• Exercise inputs
================================
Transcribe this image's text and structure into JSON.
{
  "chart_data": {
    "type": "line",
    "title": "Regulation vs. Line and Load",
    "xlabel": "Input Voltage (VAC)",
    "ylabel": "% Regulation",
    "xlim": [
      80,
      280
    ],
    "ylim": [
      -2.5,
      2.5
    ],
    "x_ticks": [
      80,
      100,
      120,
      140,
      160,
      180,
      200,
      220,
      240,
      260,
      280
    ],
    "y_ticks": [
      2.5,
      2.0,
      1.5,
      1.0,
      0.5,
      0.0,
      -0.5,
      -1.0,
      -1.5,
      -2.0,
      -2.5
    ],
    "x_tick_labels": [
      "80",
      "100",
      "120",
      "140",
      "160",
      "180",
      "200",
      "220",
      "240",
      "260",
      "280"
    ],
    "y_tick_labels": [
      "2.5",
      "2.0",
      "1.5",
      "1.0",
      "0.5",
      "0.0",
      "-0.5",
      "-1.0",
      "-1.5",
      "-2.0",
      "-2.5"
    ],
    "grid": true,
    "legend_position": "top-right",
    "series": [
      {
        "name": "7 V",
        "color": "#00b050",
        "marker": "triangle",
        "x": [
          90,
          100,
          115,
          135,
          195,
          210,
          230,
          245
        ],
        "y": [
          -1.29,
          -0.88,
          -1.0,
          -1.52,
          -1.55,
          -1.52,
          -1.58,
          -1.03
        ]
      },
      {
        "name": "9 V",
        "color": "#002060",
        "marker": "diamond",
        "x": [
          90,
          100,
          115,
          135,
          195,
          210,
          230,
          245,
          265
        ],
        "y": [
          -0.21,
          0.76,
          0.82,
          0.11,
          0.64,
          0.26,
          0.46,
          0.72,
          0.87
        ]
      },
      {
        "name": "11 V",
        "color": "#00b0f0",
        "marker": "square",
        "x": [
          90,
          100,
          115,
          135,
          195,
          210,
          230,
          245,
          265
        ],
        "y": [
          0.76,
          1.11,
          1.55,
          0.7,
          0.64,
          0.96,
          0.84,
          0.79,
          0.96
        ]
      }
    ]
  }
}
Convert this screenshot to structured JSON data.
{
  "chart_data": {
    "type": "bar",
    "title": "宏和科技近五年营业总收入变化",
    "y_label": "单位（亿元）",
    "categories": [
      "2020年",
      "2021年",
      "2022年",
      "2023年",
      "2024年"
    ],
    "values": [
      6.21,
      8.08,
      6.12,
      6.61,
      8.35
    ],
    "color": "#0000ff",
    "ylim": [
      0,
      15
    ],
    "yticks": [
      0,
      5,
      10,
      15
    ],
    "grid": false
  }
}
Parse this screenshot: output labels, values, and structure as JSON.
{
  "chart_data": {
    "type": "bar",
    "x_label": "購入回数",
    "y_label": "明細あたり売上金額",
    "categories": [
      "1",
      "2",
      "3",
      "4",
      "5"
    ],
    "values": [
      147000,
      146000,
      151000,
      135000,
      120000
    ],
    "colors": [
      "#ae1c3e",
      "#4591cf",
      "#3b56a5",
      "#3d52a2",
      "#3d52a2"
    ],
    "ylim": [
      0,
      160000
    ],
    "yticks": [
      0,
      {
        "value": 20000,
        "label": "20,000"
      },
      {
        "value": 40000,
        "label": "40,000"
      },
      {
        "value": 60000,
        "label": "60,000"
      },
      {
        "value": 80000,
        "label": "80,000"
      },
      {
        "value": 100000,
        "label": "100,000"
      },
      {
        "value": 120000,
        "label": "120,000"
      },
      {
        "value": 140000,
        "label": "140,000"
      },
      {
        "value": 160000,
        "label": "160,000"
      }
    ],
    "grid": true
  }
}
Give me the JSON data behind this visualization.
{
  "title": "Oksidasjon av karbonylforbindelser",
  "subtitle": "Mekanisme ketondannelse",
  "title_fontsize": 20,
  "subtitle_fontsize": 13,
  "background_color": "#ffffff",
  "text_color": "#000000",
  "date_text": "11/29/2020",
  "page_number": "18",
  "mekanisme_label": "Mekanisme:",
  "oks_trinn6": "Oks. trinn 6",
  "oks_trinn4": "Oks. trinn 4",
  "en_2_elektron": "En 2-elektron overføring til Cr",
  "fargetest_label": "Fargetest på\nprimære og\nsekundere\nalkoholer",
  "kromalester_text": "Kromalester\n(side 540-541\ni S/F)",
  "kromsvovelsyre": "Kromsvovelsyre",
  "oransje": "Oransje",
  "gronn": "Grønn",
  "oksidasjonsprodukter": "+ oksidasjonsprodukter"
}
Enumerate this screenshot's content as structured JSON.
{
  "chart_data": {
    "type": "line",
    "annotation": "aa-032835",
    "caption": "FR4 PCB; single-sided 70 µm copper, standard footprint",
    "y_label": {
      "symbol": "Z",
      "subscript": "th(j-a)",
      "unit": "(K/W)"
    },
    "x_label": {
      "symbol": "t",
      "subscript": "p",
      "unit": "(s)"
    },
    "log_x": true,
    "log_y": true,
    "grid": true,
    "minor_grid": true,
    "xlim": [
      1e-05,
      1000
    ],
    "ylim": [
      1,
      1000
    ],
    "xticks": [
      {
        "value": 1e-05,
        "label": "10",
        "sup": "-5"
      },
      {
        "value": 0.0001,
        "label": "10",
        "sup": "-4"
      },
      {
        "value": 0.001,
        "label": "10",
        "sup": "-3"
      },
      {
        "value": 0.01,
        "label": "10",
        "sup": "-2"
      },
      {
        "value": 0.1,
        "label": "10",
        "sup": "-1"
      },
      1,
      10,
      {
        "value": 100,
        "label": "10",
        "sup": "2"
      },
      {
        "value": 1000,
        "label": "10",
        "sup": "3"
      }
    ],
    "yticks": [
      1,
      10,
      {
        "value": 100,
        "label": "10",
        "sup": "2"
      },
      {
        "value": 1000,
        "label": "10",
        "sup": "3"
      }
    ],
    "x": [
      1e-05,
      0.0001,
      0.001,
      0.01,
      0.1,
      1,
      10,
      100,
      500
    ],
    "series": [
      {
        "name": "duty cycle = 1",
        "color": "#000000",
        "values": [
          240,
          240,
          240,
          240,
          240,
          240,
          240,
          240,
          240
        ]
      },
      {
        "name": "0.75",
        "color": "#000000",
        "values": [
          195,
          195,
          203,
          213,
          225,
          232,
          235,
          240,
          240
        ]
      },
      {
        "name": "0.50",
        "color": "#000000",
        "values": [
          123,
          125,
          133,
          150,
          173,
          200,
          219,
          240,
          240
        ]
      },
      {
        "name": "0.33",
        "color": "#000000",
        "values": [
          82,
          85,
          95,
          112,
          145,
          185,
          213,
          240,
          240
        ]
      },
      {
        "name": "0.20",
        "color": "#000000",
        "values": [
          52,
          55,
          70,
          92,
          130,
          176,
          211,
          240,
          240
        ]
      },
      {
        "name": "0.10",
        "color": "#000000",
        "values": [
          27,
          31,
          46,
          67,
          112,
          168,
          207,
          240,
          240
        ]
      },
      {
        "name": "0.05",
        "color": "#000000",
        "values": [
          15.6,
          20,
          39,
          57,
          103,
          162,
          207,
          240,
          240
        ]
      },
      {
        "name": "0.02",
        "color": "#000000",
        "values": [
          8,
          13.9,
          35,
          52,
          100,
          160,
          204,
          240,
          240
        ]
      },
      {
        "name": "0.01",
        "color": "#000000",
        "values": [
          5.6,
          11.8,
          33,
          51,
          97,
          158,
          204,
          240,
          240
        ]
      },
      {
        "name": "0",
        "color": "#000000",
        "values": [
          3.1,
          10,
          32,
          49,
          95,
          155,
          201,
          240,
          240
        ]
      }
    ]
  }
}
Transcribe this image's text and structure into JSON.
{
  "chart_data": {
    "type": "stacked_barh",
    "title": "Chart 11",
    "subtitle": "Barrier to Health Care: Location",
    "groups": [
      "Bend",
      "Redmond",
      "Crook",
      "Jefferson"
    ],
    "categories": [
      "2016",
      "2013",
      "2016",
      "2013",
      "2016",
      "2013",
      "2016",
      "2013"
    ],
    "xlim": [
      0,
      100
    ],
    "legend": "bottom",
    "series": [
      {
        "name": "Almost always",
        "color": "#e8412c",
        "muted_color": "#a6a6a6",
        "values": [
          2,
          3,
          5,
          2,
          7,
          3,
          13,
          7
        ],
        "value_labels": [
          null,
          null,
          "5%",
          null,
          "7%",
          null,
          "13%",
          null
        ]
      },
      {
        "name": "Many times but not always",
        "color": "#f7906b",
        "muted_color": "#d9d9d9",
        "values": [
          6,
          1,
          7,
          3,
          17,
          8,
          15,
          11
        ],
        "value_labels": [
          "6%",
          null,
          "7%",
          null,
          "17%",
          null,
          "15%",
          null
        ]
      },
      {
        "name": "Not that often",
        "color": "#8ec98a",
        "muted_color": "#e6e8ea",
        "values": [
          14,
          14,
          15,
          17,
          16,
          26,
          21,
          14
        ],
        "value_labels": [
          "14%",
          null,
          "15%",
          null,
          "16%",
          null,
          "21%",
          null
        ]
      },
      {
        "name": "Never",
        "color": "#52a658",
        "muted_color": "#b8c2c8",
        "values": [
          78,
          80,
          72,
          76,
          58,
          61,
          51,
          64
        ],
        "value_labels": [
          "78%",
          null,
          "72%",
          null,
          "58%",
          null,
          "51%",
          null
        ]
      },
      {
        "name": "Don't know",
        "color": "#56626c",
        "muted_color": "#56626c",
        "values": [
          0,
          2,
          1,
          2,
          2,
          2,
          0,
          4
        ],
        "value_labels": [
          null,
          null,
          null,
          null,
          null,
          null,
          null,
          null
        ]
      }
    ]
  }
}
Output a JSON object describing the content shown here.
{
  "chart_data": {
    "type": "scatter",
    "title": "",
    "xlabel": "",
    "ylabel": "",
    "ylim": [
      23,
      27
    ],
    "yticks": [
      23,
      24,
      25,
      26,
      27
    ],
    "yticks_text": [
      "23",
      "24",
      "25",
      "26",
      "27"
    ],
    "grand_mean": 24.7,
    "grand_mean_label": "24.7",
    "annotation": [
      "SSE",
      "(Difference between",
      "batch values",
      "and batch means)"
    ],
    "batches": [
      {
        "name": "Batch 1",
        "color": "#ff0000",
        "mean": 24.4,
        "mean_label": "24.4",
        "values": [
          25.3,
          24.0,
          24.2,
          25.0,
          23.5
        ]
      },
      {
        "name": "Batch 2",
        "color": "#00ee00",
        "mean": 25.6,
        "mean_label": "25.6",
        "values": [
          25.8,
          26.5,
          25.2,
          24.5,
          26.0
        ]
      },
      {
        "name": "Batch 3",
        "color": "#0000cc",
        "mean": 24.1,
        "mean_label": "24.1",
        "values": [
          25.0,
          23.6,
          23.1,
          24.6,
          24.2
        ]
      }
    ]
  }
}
================================
• What is expected
Extract all lines from the material above that include the word "screenshot".

• Task answer
Convert this screenshot to structured JSON data.
Parse this screenshot: output labels, values, and structure as JSON.
Enumerate this screenshot's content as structured JSON.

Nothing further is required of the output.